REQUIREMENT » Restate, word for word, all of the material shown below.

==*==

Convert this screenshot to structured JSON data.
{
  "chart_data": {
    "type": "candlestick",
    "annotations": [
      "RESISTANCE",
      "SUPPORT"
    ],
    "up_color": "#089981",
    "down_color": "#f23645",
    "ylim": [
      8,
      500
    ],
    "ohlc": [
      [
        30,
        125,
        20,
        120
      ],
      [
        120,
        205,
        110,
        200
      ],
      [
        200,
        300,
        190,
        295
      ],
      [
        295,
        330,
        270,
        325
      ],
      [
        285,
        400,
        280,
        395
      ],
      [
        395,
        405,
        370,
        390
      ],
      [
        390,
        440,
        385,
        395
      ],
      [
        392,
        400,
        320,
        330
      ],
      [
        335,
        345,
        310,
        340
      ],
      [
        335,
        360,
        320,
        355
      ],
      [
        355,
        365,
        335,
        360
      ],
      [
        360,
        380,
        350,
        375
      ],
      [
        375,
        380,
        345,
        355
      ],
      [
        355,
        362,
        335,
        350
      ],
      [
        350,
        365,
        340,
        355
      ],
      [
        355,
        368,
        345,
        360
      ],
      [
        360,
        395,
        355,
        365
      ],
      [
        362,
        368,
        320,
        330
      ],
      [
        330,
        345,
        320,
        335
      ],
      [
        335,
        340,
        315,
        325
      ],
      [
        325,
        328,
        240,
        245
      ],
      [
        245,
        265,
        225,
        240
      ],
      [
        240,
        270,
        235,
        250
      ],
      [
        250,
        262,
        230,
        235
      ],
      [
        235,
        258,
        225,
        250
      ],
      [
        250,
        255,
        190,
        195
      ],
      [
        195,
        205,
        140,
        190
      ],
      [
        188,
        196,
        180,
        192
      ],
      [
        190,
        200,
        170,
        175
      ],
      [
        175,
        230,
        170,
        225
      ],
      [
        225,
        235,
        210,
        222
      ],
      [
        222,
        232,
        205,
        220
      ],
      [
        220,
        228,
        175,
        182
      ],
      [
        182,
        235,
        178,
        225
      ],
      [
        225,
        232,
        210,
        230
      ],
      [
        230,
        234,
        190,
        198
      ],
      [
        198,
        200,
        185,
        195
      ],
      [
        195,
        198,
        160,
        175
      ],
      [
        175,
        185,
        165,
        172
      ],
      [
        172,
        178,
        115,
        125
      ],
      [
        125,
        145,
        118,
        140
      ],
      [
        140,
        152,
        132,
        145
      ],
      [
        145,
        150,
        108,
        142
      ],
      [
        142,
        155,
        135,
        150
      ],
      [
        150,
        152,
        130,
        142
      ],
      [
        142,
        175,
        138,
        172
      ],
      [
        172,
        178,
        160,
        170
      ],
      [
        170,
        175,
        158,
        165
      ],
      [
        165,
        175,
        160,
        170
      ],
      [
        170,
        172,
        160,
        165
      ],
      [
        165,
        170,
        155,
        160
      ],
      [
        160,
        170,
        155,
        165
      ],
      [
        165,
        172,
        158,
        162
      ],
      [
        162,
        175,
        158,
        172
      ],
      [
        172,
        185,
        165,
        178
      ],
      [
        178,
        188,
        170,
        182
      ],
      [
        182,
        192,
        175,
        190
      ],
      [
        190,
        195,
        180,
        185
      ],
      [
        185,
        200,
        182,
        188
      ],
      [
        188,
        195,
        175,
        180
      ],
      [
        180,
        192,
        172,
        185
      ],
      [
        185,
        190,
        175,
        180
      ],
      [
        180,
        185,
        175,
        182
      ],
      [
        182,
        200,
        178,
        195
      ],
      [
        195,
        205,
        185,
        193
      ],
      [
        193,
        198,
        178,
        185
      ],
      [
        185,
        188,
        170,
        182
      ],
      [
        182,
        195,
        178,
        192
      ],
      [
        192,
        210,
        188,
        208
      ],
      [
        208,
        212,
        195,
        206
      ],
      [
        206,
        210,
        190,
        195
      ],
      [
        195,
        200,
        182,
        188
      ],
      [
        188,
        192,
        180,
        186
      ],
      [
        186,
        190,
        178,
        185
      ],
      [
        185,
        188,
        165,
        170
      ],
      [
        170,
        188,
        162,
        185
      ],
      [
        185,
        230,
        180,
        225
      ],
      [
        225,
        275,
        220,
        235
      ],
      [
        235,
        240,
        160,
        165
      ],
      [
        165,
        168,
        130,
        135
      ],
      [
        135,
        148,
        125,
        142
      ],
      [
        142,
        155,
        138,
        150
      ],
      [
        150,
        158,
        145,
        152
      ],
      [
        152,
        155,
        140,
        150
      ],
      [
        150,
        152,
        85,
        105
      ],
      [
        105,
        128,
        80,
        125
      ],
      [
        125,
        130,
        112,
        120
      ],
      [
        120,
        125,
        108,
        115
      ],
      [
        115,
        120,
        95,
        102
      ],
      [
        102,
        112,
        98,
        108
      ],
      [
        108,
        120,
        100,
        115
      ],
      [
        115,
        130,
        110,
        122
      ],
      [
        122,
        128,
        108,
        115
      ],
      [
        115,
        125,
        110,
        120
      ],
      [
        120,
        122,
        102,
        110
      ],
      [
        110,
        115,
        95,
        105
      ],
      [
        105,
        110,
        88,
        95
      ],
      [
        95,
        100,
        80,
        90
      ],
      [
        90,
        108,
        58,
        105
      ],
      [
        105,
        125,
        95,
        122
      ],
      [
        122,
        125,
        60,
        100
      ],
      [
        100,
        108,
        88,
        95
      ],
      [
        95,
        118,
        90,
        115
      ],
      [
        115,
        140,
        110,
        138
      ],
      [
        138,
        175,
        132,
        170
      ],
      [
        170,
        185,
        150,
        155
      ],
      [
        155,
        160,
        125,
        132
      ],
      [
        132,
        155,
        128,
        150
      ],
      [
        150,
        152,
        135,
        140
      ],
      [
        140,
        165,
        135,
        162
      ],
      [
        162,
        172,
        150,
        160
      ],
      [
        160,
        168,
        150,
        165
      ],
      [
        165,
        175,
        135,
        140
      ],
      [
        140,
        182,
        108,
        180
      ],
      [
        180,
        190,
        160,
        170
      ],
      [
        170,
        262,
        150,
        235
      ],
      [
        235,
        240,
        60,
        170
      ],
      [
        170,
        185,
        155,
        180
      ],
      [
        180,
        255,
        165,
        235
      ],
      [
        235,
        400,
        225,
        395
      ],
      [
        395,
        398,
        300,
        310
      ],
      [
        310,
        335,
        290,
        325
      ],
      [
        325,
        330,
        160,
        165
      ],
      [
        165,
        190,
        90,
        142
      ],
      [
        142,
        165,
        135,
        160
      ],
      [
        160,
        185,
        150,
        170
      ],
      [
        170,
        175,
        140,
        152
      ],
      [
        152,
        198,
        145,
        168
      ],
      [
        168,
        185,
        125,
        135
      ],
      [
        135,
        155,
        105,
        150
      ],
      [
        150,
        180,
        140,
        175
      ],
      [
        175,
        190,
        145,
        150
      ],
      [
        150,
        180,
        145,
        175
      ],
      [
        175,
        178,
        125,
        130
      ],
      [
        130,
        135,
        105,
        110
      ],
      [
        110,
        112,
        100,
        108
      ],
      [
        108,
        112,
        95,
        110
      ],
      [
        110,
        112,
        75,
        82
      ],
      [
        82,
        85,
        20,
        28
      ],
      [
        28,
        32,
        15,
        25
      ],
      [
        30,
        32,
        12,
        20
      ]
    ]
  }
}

==*==

FINISHED ANSWER »
Convert this screenshot to structured JSON data.
{
  "chart_data": {
    "type": "candlestick",
    "annotations": [
      "RESISTANCE",
      "SUPPORT"
    ],
    "up_color": "#089981",
    "down_color": "#f23645",
    "ylim": [
      8,
      500
    ],
    "ohlc": [
      [
        30,
        125,
        20,
        120
      ],
      [
        120,
        205,
        110,
        200
      ],
      [
        200,
        300,
        190,
        295
      ],
      [
        295,
        330,
        270,
        325
      ],
      [
        285,
        400,
        280,
        395
      ],
      [
        395,
        405,
        370,
        390
      ],
      [
        390,
        440,
        385,
        395
      ],
      [
        392,
        400,
        320,
        330
      ],
      [
        335,
        345,
        310,
        340
      ],
      [
        335,
        360,
        320,
        355
      ],
      [
        355,
        365,
        335,
        360
      ],
      [
        360,
        380,
        350,
        375
      ],
      [
        375,
        380,
        345,
        355
      ],
      [
        355,
        362,
        335,
        350
      ],
      [
        350,
        365,
        340,
        355
      ],
      [
        355,
        368,
        345,
        360
      ],
      [
        360,
        395,
        355,
        365
      ],
      [
        362,
        368,
        320,
        330
      ],
      [
        330,
        345,
        320,
        335
      ],
      [
        335,
        340,
        315,
        325
      ],
      [
        325,
        328,
        240,
        245
      ],
      [
        245,
        265,
        225,
        240
      ],
      [
        240,
        270,
        235,
        250
      ],
      [
        250,
        262,
        230,
        235
      ],
      [
        235,
        258,
        225,
        250
      ],
      [
        250,
        255,
        190,
        195
      ],
      [
        195,
        205,
        140,
        190
      ],
      [
        188,
        196,
        180,
        192
      ],
      [
        190,
        200,
        170,
        175
      ],
      [
        175,
        230,
        170,
        225
      ],
      [
        225,
        235,
        210,
        222
      ],
      [
        222,
        232,
        205,
        220
      ],
      [
        220,
        228,
        175,
        182
      ],
      [
        182,
        235,
        178,
        225
      ],
      [
        225,
        232,
        210,
        230
      ],
      [
        230,
        234,
        190,
        198
      ],
      [
        198,
        200,
        185,
        195
      ],
      [
        195,
        198,
        160,
        175
      ],
      [
        175,
        185,
        165,
        172
      ],
      [
        172,
        178,
        115,
        125
      ],
      [
        125,
        145,
        118,
        140
      ],
      [
        140,
        152,
        132,
        145
      ],
      [
        145,
        150,
        108,
        142
      ],
      [
        142,
        155,
        135,
        150
      ],
      [
        150,
        152,
        130,
        142
      ],
      [
        142,
        175,
        138,
        172
      ],
      [
        172,
        178,
        160,
        170
      ],
      [
        170,
        175,
        158,
        165
      ],
      [
        165,
        175,
        160,
        170
      ],
      [
        170,
        172,
        160,
        165
      ],
      [
        165,
        170,
        155,
        160
      ],
      [
        160,
        170,
        155,
        165
      ],
      [
        165,
        172,
        158,
        162
      ],
      [
        162,
        175,
        158,
        172
      ],
      [
        172,
        185,
        165,
        178
      ],
      [
        178,
        188,
        170,
        182
      ],
      [
        182,
        192,
        175,
        190
      ],
      [
        190,
        195,
        180,
        185
      ],
      [
        185,
        200,
        182,
        188
      ],
      [
        188,
        195,
        175,
        180
      ],
      [
        180,
        192,
        172,
        185
      ],
      [
        185,
        190,
        175,
        180
      ],
      [
        180,
        185,
        175,
        182
      ],
      [
        182,
        200,
        178,
        195
      ],
      [
        195,
        205,
        185,
        193
      ],
      [
        193,
        198,
        178,
        185
      ],
      [
        185,
        188,
        170,
        182
      ],
      [
        182,
        195,
        178,
        192
      ],
      [
        192,
        210,
        188,
        208
      ],
      [
        208,
        212,
        195,
        206
      ],
      [
        206,
        210,
        190,
        195
      ],
      [
        195,
        200,
        182,
        188
      ],
      [
        188,
        192,
        180,
        186
      ],
      [
        186,
        190,
        178,
        185
      ],
      [
        185,
        188,
        165,
        170
      ],
      [
        170,
        188,
        162,
        185
      ],
      [
        185,
        230,
        180,
        225
      ],
      [
        225,
        275,
        220,
        235
      ],
      [
        235,
        240,
        160,
        165
      ],
      [
        165,
        168,
        130,
        135
      ],
      [
        135,
        148,
        125,
        142
      ],
      [
        142,
        155,
        138,
        150
      ],
      [
        150,
        158,
        145,
        152
      ],
      [
        152,
        155,
        140,
        150
      ],
      [
        150,
        152,
        85,
        105
      ],
      [
        105,
        128,
        80,
        125
      ],
      [
        125,
        130,
        112,
        120
      ],
      [
        120,
        125,
        108,
        115
      ],
      [
        115,
        120,
        95,
        102
      ],
      [
        102,
        112,
        98,
        108
      ],
      [
        108,
        120,
        100,
        115
      ],
      [
        115,
        130,
        110,
        122
      ],
      [
        122,
        128,
        108,
        115
      ],
      [
        115,
        125,
        110,
        120
      ],
      [
        120,
        122,
        102,
        110
      ],
      [
        110,
        115,
        95,
        105
      ],
      [
        105,
        110,
        88,
        95
      ],
      [
        95,
        100,
        80,
        90
      ],
      [
        90,
        108,
        58,
        105
      ],
      [
        105,
        125,
        95,
        122
      ],
      [
        122,
        125,
        60,
        100
      ],
      [
        100,
        108,
        88,
        95
      ],
      [
        95,
        118,
        90,
        115
      ],
      [
        115,
        140,
        110,
        138
      ],
      [
        138,
        175,
        132,
        170
      ],
      [
        170,
        185,
        150,
        155
      ],
      [
        155,
        160,
        125,
        132
      ],
      [
        132,
        155,
        128,
        150
      ],
      [
        150,
        152,
        135,
        140
      ],
      [
        140,
        165,
        135,
        162
      ],
      [
        162,
        172,
        150,
        160
      ],
      [
        160,
        168,
        150,
        165
      ],
      [
        165,
        175,
        135,
        140
      ],
      [
        140,
        182,
        108,
        180
      ],
      [
        180,
        190,
        160,
        170
      ],
      [
        170,
        262,
        150,
        235
      ],
      [
        235,
        240,
        60,
        170
      ],
      [
        170,
        185,
        155,
        180
      ],
      [
        180,
        255,
        165,
        235
      ],
      [
        235,
        400,
        225,
        395
      ],
      [
        395,
        398,
        300,
        310
      ],
      [
        310,
        335,
        290,
        325
      ],
      [
        325,
        330,
        160,
        165
      ],
      [
        165,
        190,
        90,
        142
      ],
      [
        142,
        165,
        135,
        160
      ],
      [
        160,
        185,
        150,
        170
      ],
      [
        170,
        175,
        140,
        152
      ],
      [
        152,
        198,
        145,
        168
      ],
      [
        168,
        185,
        125,
        135
      ],
      [
        135,
        155,
        105,
        150
      ],
      [
        150,
        180,
        140,
        175
      ],
      [
        175,
        190,
        145,
        150
      ],
      [
        150,
        180,
        145,
        175
      ],
      [
        175,
        178,
        125,
        130
      ],
      [
        130,
        135,
        105,
        110
      ],
      [
        110,
        112,
        100,
        108
      ],
      [
        108,
        112,
        95,
        110
      ],
      [
        110,
        112,
        75,
        82
      ],
      [
        82,
        85,
        20,
        28
      ],
      [
        28,
        32,
        15,
        25
      ],
      [
        30,
        32,
        12,
        20
      ]
    ]
  }
}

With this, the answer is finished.